> **Aim of the task**:
Identify all lines of the data containing the string "VBAT" and copy them.

> **Data supplied**:
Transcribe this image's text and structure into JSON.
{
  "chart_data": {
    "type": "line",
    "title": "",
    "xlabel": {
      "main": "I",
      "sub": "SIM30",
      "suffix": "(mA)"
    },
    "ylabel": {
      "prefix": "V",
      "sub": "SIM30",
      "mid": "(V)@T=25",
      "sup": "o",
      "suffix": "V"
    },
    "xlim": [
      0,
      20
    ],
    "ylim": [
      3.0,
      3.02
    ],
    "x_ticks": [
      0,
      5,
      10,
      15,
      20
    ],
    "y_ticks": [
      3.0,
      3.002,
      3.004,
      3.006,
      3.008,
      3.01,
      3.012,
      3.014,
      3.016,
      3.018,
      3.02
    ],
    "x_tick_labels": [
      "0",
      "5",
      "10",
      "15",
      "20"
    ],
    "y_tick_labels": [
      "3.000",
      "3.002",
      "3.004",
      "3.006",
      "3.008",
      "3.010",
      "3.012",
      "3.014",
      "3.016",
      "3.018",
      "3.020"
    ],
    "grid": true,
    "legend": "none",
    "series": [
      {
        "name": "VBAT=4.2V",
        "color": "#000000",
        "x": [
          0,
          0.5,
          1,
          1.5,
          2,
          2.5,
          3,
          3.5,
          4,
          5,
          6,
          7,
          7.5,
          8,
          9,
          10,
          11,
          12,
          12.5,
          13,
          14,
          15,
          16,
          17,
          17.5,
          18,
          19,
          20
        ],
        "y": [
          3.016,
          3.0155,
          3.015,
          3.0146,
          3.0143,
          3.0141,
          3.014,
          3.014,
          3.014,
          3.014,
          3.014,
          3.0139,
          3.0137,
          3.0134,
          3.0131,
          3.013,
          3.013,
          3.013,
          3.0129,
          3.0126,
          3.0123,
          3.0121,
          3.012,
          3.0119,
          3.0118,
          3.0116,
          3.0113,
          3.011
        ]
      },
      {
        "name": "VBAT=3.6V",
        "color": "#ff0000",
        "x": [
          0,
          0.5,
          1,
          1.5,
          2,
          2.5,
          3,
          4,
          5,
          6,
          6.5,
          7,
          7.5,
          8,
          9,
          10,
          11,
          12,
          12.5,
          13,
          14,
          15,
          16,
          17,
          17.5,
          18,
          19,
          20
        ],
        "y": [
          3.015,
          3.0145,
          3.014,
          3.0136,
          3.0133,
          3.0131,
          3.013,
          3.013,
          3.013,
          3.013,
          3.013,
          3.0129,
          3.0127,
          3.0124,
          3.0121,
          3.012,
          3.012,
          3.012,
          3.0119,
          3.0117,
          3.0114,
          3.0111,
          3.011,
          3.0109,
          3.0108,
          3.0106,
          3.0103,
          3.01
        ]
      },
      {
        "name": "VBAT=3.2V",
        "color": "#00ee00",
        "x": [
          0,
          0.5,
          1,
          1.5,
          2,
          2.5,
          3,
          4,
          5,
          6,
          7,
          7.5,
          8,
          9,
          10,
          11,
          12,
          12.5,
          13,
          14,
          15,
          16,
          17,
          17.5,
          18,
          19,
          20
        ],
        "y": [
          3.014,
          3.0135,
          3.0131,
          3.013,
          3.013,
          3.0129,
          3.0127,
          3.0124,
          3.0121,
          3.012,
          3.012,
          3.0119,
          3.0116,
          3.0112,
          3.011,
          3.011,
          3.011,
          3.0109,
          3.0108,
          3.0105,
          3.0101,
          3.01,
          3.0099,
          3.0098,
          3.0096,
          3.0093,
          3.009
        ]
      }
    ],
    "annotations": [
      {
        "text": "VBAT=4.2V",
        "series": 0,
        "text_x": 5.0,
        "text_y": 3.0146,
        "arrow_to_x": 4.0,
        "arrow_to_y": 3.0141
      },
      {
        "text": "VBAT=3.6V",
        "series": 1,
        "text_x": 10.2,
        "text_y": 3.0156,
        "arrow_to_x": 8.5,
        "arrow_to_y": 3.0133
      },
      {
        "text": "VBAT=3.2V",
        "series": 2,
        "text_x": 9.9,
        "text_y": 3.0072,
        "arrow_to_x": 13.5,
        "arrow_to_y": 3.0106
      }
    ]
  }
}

> **Solution**:
        "name": "VBAT=4.2V",
        "name": "VBAT=3.6V",
        "name": "VBAT=3.2V",
        "text": "VBAT=4.2V",
        "text": "VBAT=3.6V",
        "text": "VBAT=3.2V",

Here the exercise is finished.